> Excerpted text
▼▼▼
Lethal Robots, Inflammatory Bowels, Intellectual Cannibalism Head Titles for Odd Book Award
By Michael Stillman
The Bookseller, the British book magazine, has announced the winner of its annual Oddest Book Title of the Year award. The books selected for this award may be serious, but their titles are strange, even if unintentionally so. Generally, they come from some niche field where the title may sound normal, but to outsiders, they sound odd. In some cases, they sound like strange combinations of ideas; in others, there may be unintended double entendres.
This year there was an unusually large number of nominees, which was whittled down to six finalists from which readers could vote. Some of the losers may well be odder than the winner, but this is a democratically chosen award. Now, here are some of those titles not deemed odd enough to make the cut, though I have no idea why: Advances in Potato Chemistry and Technology, An Intellectual History of Cannibalism, Bacon: A Love Story, Father Christmas Needs a Wee, Food Digestion and Thermal Preference of Toad, How YOU Are Like Shampoo, I'm Not Hanging Noodles on Your Ears, Is the Rectum a Grave?, Peek-a-poo: What's in Your Diaper, Pride and Prejudice and Zombies, The Great Dog Bottom Swap, The Origin of Faeces, The Quotable Douchebag, Venus Does Adonis While Apollo Shags a Tree, and Mickey Mouse, Hitler and Nazi Germany. However, swapping dog bottoms, hanging noodles on your ears, or a zombie version of Jane Austen's title were not deemed weird enough by the judges to rate as finalists. Here is what did.
▲▲▲
> Task requirements
(a) Please rewrite the odd-book-title article from "Lethal Robots, Inflammatory" up to and including "unintended double entendres.", replacing "niche field" with "specialized field".
(b) Write the next part of the odd-book-title article, starting after its final sentence.

> Data excerpts
▼▼▼
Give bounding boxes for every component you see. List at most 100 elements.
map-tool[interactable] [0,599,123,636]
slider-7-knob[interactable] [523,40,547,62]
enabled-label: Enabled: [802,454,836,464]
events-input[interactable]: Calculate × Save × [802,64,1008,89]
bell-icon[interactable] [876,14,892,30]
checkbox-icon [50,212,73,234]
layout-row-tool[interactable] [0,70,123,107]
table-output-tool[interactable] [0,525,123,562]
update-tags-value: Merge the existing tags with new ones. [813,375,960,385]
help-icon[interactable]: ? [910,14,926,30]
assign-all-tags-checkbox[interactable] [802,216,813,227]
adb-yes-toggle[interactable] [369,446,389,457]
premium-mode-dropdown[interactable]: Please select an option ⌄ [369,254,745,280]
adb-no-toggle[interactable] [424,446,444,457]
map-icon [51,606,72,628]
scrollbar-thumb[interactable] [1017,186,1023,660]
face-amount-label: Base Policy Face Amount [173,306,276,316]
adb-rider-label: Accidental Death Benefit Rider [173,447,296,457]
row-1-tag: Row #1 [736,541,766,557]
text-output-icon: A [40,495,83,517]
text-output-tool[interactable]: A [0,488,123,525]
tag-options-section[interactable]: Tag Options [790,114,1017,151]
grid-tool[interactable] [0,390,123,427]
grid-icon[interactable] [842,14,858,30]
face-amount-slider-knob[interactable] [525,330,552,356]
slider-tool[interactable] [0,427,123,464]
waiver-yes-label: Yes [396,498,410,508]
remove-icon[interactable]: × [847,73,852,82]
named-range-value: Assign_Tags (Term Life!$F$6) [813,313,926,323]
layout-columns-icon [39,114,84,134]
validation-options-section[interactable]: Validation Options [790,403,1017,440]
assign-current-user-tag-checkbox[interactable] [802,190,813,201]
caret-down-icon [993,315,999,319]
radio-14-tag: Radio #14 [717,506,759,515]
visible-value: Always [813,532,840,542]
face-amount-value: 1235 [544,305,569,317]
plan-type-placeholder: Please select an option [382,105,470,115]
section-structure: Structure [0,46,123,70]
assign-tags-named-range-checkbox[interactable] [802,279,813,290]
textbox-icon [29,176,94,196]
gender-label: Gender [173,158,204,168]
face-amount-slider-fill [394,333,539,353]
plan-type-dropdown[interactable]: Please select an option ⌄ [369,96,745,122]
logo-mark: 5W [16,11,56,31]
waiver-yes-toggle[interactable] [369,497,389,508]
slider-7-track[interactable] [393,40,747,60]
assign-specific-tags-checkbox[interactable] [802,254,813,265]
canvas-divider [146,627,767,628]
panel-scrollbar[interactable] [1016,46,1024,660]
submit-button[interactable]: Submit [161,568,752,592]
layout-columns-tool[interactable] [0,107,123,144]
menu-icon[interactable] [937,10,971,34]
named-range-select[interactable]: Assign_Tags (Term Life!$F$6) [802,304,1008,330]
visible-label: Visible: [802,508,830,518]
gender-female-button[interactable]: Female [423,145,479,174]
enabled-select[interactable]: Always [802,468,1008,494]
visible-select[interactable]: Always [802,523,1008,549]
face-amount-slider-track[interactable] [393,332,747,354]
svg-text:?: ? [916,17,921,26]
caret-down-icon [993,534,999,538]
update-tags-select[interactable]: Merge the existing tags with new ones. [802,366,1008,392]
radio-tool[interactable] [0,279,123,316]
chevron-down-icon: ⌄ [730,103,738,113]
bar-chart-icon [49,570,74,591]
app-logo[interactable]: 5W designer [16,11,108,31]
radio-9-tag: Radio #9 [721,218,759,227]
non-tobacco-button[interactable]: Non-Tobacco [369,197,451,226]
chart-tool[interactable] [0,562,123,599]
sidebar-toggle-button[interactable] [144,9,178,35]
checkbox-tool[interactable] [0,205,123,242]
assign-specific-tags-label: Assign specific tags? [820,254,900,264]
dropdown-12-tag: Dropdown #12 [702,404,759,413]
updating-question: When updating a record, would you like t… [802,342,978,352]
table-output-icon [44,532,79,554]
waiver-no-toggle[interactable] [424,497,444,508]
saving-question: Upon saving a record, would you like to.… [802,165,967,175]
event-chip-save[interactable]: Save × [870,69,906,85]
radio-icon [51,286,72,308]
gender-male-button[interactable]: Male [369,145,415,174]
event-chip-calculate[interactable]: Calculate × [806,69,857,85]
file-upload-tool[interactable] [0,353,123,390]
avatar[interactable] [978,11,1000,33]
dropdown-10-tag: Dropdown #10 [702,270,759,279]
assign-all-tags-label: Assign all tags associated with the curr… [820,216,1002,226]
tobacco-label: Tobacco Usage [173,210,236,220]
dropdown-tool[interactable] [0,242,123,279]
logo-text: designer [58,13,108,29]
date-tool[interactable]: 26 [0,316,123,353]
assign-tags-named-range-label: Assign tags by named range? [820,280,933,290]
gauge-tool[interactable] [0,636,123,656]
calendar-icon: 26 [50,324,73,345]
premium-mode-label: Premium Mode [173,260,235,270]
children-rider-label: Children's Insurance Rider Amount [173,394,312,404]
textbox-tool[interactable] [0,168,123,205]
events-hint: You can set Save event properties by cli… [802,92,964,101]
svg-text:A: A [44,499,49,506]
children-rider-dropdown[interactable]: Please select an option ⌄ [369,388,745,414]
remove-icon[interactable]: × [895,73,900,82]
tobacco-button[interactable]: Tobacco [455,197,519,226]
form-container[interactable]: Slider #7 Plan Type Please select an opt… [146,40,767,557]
▲▲▲
> Written answers
(a)
Lethal Robots, Inflammatory Bowels, Intellectual Cannibalism Head Titles for Odd Book Award
By Michael Stillman
The Bookseller, the British book magazine, has announced the winner of its annual Oddest Book Title of the Year award. The books selected for this award may be serious, but their titles are strange, even if unintentionally so. Generally, they come from some specialized field where the title may sound normal, but to outsiders, they sound odd. In some cases, they sound like strange combinations of ideas; in others, there may be unintended double entendres.

(b)
Afterthoughts of a Worm Hunter by David Crompton.
Governing Lethal Behavior in Autonomous Robots, by Ronald C. Arkin.
The Changing World of Inflammatory Bowel Disease, by Ellen Scherl and Marla Dubinsky.
That takes us to the third place finisher: Collectible Spoons of the Third Reich, by James A. Yannes, receiving 11% of the vote.
Second place, with 30% of the vote, went to What Kind of Bean is this Chihuahua? by Tara Jansen-Meyer.
And first place, receiving 42% of the votes, went to a title that bizarrely combines advanced mathematics with Grandma's favorite pastime: Crocheting Adventures with Hyperbolic Planes, by Dr. Daina Taimina. I will admit to never quite being able to understand the nature of hyperbolas back when I was taking math in college, but it wasn't necessary. I never learned how to crochet either.